- [WHAT YOU NEED TO DO]: Find the lines containing the word "name" and copy every one of them.
··· TASK INPUTS ···
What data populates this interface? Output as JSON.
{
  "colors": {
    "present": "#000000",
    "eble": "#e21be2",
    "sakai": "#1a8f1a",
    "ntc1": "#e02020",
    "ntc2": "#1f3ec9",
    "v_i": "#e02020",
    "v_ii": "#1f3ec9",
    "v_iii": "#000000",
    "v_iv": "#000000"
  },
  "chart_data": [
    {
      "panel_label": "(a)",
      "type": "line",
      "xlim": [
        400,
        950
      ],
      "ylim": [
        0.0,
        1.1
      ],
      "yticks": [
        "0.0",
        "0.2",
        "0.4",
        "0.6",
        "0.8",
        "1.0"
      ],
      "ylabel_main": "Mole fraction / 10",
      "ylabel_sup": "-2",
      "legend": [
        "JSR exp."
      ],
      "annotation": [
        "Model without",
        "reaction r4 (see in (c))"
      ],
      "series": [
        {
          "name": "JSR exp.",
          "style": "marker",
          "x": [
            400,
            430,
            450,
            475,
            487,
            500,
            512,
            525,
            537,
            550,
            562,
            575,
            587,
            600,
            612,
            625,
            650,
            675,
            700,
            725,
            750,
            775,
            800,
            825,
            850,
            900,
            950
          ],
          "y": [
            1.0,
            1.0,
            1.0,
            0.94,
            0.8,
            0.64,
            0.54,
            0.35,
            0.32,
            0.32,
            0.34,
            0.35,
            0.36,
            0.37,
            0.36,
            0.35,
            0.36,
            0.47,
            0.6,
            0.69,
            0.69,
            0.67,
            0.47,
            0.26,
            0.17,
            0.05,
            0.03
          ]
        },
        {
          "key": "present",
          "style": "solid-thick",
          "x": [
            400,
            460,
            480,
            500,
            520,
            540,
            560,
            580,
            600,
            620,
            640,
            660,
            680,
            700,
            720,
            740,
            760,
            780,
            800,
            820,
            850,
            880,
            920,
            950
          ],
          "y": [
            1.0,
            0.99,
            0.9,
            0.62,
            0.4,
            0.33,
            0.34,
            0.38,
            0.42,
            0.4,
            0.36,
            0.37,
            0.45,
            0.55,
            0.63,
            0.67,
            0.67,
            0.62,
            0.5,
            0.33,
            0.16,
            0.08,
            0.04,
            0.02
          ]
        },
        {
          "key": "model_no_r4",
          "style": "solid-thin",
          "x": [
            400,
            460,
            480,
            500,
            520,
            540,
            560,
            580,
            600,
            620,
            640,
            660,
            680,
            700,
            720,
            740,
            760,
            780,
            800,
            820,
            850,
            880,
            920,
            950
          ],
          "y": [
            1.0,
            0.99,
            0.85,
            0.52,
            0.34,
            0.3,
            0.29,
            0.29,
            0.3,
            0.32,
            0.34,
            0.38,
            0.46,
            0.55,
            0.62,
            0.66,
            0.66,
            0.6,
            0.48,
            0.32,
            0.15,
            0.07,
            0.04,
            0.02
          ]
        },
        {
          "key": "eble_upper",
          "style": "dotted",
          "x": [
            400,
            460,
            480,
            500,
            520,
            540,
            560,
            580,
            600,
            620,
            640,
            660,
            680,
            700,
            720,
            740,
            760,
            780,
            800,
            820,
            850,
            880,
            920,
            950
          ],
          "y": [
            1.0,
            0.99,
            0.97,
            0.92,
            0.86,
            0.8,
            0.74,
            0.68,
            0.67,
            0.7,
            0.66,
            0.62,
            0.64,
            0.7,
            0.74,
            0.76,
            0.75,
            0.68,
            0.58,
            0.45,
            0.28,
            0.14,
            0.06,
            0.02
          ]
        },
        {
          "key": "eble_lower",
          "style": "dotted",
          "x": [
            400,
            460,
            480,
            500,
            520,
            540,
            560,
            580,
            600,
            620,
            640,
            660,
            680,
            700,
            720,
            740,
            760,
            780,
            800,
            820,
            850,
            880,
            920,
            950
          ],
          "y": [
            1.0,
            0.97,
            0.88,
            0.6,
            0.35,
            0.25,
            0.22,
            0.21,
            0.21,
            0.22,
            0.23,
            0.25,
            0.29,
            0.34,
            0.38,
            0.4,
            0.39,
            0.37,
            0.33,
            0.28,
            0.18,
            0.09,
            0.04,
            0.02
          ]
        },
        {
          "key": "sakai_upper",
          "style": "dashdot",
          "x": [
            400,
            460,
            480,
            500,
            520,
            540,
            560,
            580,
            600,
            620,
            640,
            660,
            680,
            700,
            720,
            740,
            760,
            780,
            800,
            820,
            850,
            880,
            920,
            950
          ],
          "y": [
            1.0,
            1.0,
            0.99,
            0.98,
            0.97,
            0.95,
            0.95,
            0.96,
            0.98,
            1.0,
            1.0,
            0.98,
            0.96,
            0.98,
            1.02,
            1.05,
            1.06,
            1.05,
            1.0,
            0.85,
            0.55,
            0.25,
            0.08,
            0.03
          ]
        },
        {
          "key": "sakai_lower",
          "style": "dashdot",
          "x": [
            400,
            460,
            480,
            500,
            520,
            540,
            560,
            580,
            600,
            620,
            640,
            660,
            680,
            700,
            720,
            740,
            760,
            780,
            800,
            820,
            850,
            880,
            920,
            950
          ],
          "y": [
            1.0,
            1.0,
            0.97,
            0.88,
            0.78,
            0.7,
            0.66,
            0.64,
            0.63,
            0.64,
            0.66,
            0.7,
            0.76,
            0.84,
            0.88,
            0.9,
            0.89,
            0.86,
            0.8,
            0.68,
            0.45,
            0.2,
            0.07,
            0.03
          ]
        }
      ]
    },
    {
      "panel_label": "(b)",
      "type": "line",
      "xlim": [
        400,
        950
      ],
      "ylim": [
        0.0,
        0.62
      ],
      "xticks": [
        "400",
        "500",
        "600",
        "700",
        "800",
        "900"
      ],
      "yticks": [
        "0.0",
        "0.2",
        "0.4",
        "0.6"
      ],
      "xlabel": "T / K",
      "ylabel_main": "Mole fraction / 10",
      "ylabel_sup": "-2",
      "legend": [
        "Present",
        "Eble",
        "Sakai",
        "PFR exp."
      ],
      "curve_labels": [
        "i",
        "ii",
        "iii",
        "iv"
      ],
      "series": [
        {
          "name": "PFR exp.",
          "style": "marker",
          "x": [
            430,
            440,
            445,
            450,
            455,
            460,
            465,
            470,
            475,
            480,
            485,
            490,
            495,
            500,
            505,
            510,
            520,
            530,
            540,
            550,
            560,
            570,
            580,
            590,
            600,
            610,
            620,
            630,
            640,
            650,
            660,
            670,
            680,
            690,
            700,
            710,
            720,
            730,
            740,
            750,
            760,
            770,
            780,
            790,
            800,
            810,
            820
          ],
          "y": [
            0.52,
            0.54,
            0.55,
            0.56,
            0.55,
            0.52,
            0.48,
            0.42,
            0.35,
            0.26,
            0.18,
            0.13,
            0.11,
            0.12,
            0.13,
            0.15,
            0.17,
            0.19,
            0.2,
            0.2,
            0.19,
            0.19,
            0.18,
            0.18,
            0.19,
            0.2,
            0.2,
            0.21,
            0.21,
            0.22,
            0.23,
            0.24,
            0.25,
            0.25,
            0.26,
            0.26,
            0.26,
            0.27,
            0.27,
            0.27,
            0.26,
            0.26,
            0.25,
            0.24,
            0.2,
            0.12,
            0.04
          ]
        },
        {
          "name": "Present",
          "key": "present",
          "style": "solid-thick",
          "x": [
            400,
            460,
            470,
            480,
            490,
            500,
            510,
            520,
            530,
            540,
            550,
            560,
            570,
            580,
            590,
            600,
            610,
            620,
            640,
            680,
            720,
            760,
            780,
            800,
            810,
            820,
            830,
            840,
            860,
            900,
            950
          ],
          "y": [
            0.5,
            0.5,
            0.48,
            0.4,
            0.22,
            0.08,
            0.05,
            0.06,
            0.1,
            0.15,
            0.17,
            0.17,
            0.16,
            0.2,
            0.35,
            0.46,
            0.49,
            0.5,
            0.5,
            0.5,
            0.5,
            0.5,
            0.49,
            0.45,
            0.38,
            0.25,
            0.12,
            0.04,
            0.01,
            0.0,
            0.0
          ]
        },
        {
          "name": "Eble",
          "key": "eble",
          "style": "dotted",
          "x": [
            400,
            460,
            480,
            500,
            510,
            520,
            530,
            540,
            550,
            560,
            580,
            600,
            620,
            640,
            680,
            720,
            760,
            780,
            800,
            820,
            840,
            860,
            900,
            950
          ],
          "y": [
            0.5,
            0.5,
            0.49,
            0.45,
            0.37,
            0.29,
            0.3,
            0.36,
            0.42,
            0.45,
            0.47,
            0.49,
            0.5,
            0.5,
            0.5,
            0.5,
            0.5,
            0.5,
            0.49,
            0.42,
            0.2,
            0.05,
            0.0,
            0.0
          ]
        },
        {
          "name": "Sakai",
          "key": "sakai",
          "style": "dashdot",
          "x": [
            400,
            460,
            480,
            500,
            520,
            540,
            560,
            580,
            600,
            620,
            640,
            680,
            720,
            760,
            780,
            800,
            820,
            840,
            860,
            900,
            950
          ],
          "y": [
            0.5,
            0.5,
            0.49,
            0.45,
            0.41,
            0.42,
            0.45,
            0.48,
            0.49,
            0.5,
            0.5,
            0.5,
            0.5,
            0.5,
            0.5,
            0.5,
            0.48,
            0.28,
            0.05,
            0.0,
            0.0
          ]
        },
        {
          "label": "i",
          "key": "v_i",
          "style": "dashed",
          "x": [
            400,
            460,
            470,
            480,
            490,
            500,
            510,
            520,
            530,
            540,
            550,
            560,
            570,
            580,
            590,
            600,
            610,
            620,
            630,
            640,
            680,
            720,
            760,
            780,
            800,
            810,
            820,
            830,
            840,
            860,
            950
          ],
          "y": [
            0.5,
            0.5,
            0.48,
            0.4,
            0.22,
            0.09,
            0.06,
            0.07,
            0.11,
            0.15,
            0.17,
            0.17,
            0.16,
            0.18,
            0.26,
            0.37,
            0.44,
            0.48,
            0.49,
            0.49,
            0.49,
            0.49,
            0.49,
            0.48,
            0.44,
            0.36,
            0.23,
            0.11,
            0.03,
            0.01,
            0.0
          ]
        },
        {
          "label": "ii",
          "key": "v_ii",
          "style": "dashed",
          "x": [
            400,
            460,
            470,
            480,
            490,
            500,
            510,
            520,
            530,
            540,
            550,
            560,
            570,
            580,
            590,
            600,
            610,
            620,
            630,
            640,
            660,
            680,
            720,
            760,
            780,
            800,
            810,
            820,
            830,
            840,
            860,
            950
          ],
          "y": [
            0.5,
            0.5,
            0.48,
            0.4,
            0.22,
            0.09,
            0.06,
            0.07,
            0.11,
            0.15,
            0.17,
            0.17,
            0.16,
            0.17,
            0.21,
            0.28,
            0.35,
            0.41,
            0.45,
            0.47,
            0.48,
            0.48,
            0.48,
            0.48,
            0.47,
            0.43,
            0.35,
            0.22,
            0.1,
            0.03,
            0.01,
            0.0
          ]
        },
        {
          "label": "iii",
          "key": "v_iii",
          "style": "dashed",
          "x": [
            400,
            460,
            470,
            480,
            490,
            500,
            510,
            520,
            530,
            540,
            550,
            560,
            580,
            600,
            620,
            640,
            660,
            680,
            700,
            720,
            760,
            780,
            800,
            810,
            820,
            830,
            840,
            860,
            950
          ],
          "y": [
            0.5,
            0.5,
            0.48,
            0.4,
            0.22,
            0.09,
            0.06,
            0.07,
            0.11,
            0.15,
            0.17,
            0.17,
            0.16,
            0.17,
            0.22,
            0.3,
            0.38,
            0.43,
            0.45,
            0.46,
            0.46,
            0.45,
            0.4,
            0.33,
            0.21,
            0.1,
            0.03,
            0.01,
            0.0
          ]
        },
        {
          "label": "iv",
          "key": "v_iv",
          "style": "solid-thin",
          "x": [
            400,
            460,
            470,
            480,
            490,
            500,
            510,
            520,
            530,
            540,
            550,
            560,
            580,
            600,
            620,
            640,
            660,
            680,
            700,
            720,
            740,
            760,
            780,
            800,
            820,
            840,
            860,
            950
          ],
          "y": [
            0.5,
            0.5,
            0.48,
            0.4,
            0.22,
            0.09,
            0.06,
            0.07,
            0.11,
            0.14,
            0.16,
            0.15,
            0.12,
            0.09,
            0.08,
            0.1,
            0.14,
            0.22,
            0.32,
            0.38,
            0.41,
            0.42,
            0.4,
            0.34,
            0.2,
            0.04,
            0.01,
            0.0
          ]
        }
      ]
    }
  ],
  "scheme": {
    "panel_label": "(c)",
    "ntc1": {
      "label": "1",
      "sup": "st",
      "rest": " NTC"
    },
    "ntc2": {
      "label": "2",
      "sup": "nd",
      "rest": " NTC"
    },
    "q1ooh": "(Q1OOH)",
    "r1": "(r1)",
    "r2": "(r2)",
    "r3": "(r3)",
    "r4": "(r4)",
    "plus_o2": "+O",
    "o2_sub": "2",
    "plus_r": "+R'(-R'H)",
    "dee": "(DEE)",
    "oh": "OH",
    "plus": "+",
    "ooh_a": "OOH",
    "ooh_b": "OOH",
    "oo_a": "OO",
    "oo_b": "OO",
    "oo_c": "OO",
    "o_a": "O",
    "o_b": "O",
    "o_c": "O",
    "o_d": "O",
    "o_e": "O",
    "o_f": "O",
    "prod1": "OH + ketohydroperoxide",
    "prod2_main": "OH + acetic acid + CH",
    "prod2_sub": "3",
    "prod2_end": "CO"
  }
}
···
- [PROBLEM SOLUTION]:
          "name": "JSR exp.",
          "name": "PFR exp.",
          "name": "Present",
          "name": "Eble",
          "name": "Sakai",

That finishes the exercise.